- [Directive]
Reproduce all of the data exactly, with no line skipped.

- [Dataset content]
** BEGIN **
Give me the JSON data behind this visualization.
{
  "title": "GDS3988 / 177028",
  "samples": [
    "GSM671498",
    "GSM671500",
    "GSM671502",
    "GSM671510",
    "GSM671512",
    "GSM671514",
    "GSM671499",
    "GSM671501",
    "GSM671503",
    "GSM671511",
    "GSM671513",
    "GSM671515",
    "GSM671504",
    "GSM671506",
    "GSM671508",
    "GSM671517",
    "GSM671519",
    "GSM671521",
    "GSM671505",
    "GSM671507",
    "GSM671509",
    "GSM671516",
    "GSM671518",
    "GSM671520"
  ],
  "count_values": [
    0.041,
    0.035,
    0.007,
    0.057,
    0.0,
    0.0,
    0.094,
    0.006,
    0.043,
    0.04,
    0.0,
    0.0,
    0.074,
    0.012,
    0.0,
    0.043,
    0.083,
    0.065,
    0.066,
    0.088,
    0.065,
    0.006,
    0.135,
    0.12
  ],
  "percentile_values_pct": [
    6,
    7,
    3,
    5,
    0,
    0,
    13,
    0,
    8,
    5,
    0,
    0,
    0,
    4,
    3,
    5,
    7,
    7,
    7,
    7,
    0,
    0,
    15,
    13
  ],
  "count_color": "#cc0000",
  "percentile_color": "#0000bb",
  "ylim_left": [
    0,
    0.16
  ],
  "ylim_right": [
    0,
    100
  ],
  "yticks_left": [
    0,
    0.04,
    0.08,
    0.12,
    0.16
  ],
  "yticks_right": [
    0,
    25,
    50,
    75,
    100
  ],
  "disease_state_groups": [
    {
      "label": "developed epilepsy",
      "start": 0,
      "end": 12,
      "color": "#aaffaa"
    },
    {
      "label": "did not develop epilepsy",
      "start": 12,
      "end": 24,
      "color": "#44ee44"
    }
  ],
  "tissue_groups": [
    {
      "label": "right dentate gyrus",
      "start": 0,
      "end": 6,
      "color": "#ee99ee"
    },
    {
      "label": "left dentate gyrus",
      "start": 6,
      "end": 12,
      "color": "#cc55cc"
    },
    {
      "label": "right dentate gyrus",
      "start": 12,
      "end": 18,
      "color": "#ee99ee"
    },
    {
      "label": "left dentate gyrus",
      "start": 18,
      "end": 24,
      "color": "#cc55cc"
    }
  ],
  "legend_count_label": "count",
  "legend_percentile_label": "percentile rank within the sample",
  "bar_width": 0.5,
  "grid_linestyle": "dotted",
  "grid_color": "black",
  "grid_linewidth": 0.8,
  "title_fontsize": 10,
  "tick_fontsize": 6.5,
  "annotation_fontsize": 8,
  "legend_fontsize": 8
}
** END **
- [Worked solution]
Give me the JSON data behind this visualization.
{
  "title": "GDS3988 / 177028",
  "samples": [
    "GSM671498",
    "GSM671500",
    "GSM671502",
    "GSM671510",
    "GSM671512",
    "GSM671514",
    "GSM671499",
    "GSM671501",
    "GSM671503",
    "GSM671511",
    "GSM671513",
    "GSM671515",
    "GSM671504",
    "GSM671506",
    "GSM671508",
    "GSM671517",
    "GSM671519",
    "GSM671521",
    "GSM671505",
    "GSM671507",
    "GSM671509",
    "GSM671516",
    "GSM671518",
    "GSM671520"
  ],
  "count_values": [
    0.041,
    0.035,
    0.007,
    0.057,
    0.0,
    0.0,
    0.094,
    0.006,
    0.043,
    0.04,
    0.0,
    0.0,
    0.074,
    0.012,
    0.0,
    0.043,
    0.083,
    0.065,
    0.066,
    0.088,
    0.065,
    0.006,
    0.135,
    0.12
  ],
  "percentile_values_pct": [
    6,
    7,
    3,
    5,
    0,
    0,
    13,
    0,
    8,
    5,
    0,
    0,
    0,
    4,
    3,
    5,
    7,
    7,
    7,
    7,
    0,
    0,
    15,
    13
  ],
  "count_color": "#cc0000",
  "percentile_color": "#0000bb",
  "ylim_left": [
    0,
    0.16
  ],
  "ylim_right": [
    0,
    100
  ],
  "yticks_left": [
    0,
    0.04,
    0.08,
    0.12,
    0.16
  ],
  "yticks_right": [
    0,
    25,
    50,
    75,
    100
  ],
  "disease_state_groups": [
    {
      "label": "developed epilepsy",
      "start": 0,
      "end": 12,
      "color": "#aaffaa"
    },
    {
      "label": "did not develop epilepsy",
      "start": 12,
      "end": 24,
      "color": "#44ee44"
    }
  ],
  "tissue_groups": [
    {
      "label": "right dentate gyrus",
      "start": 0,
      "end": 6,
      "color": "#ee99ee"
    },
    {
      "label": "left dentate gyrus",
      "start": 6,
      "end": 12,
      "color": "#cc55cc"
    },
    {
      "label": "right dentate gyrus",
      "start": 12,
      "end": 18,
      "color": "#ee99ee"
    },
    {
      "label": "left dentate gyrus",
      "start": 18,
      "end": 24,
      "color": "#cc55cc"
    }
  ],
  "legend_count_label": "count",
  "legend_percentile_label": "percentile rank within the sample",
  "bar_width": 0.5,
  "grid_linestyle": "dotted",
  "grid_color": "black",
  "grid_linewidth": 0.8,
  "title_fontsize": 10,
  "tick_fontsize": 6.5,
  "annotation_fontsize": 8,
  "legend_fontsize": 8
}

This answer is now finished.